== Material provided ==

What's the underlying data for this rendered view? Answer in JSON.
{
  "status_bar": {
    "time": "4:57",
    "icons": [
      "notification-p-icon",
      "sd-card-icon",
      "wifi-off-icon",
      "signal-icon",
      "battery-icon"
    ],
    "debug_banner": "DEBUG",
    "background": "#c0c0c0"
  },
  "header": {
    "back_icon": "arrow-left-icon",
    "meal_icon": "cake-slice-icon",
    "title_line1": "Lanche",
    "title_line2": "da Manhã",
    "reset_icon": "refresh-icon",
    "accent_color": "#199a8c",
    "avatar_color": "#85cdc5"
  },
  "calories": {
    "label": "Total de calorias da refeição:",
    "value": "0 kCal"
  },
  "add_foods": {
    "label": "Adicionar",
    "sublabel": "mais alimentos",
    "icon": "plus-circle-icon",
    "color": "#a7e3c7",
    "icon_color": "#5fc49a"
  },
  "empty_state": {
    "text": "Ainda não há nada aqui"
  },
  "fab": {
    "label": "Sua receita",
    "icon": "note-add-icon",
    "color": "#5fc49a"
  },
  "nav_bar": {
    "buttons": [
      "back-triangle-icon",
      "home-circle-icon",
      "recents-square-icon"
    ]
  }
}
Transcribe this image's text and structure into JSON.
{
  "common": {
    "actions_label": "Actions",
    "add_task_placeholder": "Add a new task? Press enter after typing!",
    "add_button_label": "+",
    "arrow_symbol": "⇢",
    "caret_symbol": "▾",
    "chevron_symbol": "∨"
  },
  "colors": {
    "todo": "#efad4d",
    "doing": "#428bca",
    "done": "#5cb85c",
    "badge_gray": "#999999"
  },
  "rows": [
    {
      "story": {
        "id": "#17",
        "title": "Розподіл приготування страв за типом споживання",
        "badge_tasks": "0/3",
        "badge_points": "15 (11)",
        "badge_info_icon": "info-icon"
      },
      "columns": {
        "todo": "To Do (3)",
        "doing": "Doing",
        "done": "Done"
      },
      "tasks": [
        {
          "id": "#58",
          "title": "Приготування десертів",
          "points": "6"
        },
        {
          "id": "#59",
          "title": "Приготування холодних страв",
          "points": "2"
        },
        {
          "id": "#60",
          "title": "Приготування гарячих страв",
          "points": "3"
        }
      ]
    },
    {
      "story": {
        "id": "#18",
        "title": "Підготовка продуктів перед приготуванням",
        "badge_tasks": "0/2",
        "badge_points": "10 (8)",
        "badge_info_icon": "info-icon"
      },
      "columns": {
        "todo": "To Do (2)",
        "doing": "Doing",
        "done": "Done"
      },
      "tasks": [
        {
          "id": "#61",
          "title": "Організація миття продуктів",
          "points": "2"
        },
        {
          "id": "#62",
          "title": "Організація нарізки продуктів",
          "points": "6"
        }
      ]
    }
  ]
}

===
== Material provided ==

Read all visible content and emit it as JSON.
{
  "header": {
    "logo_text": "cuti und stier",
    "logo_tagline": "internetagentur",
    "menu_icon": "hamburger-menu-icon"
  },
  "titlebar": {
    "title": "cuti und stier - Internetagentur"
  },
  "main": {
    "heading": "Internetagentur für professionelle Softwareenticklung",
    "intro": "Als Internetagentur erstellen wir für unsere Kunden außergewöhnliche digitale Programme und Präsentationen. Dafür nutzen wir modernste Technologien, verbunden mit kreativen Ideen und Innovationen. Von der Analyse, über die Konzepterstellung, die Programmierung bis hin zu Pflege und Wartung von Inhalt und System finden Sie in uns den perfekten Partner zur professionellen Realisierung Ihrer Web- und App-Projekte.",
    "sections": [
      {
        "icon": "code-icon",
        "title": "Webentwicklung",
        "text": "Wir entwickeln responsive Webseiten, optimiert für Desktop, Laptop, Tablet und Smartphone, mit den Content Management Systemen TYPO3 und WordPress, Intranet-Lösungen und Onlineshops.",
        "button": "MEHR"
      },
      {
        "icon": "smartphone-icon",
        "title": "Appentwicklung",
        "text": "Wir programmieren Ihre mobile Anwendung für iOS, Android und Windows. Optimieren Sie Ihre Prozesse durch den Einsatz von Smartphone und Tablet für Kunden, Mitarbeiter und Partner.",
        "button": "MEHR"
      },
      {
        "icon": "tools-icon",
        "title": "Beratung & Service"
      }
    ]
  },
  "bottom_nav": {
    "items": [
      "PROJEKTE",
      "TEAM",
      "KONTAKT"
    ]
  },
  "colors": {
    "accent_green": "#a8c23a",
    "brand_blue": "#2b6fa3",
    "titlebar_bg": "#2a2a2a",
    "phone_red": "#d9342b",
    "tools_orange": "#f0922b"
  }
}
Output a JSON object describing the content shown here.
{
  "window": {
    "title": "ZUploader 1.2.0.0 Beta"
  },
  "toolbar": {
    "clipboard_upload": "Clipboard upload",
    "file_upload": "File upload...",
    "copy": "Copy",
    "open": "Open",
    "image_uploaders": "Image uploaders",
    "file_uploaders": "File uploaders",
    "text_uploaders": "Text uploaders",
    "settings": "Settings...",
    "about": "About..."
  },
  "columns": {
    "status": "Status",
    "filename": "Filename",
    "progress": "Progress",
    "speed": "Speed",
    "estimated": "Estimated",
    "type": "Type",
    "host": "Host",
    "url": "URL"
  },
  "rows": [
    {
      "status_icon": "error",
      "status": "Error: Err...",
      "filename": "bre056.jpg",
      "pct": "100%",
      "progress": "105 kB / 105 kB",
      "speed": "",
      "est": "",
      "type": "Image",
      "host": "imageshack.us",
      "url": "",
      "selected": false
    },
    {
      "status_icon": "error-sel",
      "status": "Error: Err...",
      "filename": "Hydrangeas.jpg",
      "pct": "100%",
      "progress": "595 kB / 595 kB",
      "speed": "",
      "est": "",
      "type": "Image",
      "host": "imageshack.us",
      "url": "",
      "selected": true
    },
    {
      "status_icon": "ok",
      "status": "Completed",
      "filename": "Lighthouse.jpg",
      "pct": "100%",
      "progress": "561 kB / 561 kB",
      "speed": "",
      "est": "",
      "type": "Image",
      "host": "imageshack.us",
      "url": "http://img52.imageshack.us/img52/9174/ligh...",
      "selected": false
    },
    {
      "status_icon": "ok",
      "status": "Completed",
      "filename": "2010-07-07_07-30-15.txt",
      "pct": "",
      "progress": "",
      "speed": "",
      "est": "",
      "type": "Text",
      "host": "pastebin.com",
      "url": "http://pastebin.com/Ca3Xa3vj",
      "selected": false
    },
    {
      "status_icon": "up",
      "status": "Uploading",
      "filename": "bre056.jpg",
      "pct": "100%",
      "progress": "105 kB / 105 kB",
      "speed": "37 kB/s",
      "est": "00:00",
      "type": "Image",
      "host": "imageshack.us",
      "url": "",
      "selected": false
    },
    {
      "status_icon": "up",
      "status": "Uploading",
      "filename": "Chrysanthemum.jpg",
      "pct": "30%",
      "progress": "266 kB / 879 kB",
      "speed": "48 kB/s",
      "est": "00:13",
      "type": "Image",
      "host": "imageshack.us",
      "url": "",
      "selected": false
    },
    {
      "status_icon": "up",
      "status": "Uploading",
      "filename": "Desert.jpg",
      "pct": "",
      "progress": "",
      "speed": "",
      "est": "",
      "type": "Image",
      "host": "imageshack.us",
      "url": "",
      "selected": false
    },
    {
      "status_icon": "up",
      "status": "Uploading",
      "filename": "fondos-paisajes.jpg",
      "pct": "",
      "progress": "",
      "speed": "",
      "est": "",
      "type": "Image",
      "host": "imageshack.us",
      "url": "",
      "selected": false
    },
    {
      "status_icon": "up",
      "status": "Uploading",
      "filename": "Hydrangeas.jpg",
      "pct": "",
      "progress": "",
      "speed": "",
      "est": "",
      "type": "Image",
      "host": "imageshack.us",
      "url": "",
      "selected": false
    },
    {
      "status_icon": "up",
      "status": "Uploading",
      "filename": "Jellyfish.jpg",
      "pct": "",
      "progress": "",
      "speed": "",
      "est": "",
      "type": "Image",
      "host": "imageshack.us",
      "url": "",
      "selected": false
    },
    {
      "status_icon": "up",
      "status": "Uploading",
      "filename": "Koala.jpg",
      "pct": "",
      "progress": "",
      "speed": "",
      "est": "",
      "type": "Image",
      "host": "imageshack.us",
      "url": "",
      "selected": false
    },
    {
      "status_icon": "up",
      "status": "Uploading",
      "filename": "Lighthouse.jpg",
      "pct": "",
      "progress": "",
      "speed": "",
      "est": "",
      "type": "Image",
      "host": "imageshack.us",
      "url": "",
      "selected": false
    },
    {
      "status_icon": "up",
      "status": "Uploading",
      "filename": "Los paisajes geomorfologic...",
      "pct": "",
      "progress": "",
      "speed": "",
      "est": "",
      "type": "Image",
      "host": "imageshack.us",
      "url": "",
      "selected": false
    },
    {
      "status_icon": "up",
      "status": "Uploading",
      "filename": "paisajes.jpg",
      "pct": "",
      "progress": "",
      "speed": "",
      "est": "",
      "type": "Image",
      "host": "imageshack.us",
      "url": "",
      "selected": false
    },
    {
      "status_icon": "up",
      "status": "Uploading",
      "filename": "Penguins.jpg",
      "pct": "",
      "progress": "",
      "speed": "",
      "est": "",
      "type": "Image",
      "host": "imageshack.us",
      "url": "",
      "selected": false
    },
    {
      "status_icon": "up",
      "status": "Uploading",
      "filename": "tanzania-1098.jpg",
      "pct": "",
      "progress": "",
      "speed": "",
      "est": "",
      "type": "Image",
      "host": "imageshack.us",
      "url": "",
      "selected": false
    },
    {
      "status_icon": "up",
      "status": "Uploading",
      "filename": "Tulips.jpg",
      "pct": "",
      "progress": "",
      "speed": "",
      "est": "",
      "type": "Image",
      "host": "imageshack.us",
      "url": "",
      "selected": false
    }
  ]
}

===
== Material provided ==

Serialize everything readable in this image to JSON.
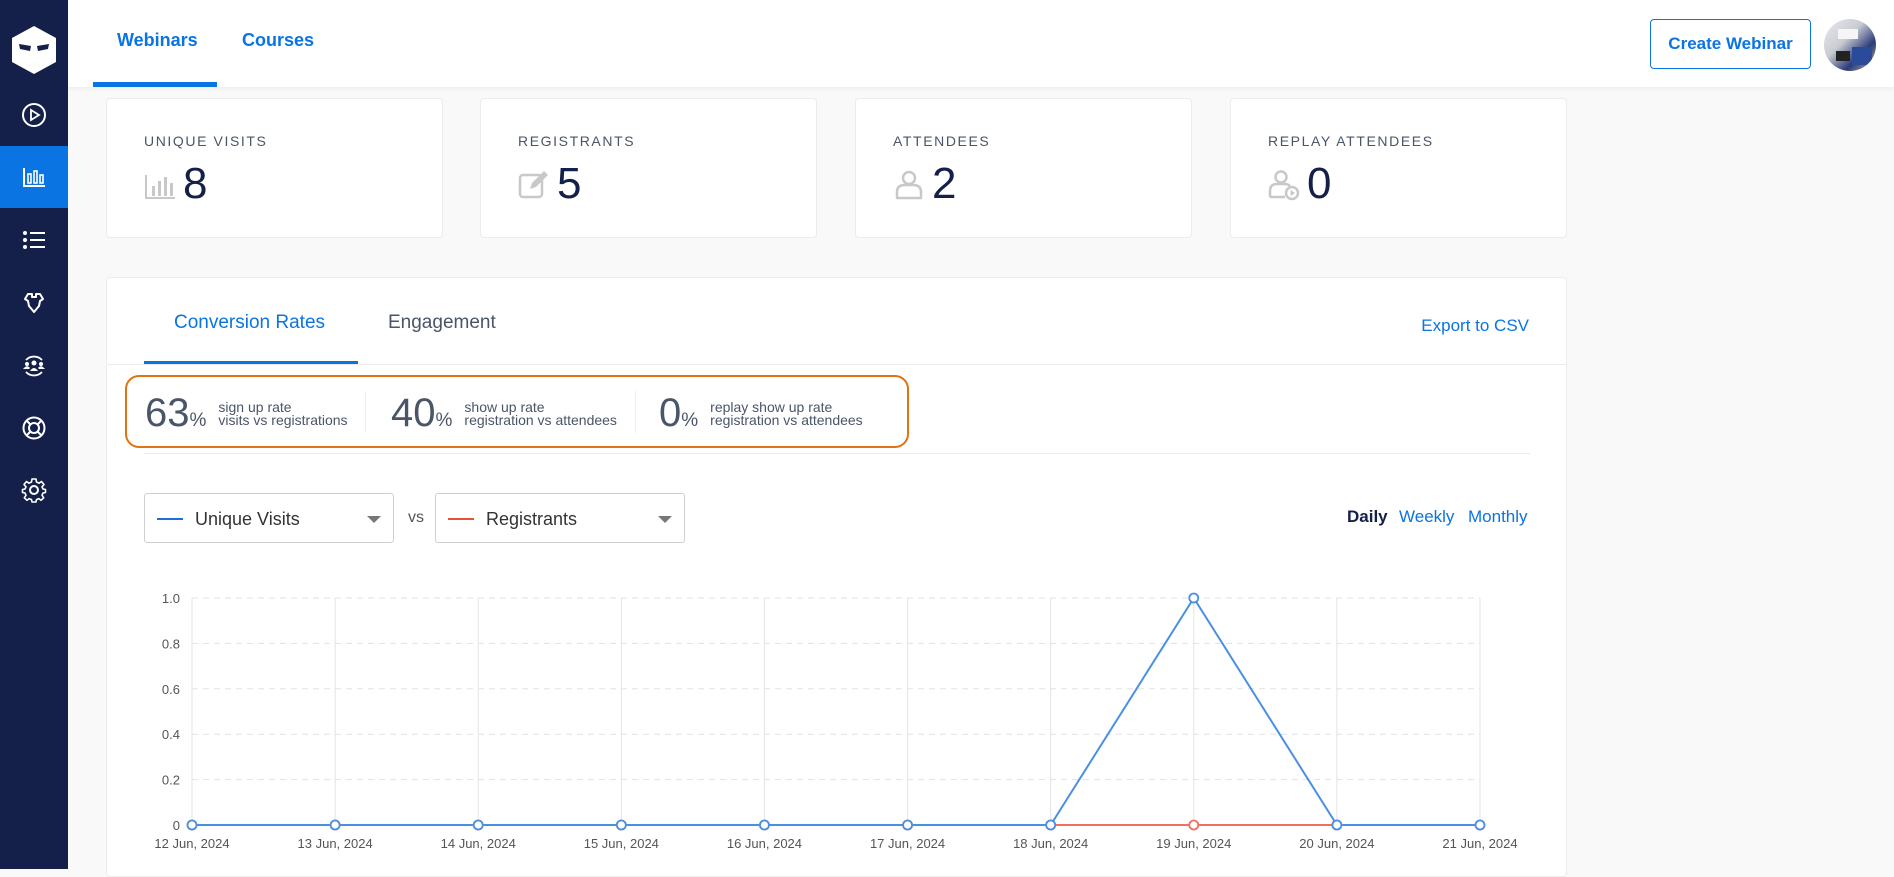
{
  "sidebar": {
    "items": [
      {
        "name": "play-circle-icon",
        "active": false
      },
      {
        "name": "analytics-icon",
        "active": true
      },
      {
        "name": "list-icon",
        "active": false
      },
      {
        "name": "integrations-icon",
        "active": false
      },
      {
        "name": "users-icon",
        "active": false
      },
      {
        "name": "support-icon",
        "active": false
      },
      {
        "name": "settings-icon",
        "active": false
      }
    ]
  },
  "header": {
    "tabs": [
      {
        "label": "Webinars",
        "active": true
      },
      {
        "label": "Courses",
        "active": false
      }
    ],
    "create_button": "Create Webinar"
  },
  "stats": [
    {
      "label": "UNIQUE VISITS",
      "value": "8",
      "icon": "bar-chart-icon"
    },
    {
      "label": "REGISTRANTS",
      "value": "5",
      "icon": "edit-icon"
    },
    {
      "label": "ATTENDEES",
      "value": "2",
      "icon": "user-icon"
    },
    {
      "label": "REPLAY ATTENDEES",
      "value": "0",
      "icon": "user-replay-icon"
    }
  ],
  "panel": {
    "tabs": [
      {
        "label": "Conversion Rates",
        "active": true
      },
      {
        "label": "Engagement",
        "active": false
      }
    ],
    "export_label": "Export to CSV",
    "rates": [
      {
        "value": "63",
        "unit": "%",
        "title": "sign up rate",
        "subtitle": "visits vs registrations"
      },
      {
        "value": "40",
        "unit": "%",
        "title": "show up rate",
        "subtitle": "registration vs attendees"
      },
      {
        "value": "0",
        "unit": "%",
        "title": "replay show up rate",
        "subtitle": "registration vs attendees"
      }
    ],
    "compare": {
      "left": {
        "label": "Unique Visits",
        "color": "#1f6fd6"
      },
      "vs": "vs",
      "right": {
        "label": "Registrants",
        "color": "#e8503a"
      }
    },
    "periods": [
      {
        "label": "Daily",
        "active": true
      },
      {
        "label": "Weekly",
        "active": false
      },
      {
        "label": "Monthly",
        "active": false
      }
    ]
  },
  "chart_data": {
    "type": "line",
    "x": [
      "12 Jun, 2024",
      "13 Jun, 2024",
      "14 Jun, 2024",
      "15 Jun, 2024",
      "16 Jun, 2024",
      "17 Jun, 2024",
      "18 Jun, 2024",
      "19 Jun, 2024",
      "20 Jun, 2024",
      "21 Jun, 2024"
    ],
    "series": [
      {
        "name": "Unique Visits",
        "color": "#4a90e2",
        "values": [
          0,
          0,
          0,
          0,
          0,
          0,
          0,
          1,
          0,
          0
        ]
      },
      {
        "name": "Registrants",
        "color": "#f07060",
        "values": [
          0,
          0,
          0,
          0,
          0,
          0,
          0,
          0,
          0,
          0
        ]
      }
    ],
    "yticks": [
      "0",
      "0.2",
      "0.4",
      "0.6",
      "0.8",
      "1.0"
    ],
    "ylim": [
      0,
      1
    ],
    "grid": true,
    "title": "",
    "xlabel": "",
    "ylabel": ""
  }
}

===

Work required: Copy every line in the records above that contains the word "circle".

Result of this exercise:
    "icon": "plus-circle-icon",
      "home-circle-icon",
        "name": "play-circle-icon",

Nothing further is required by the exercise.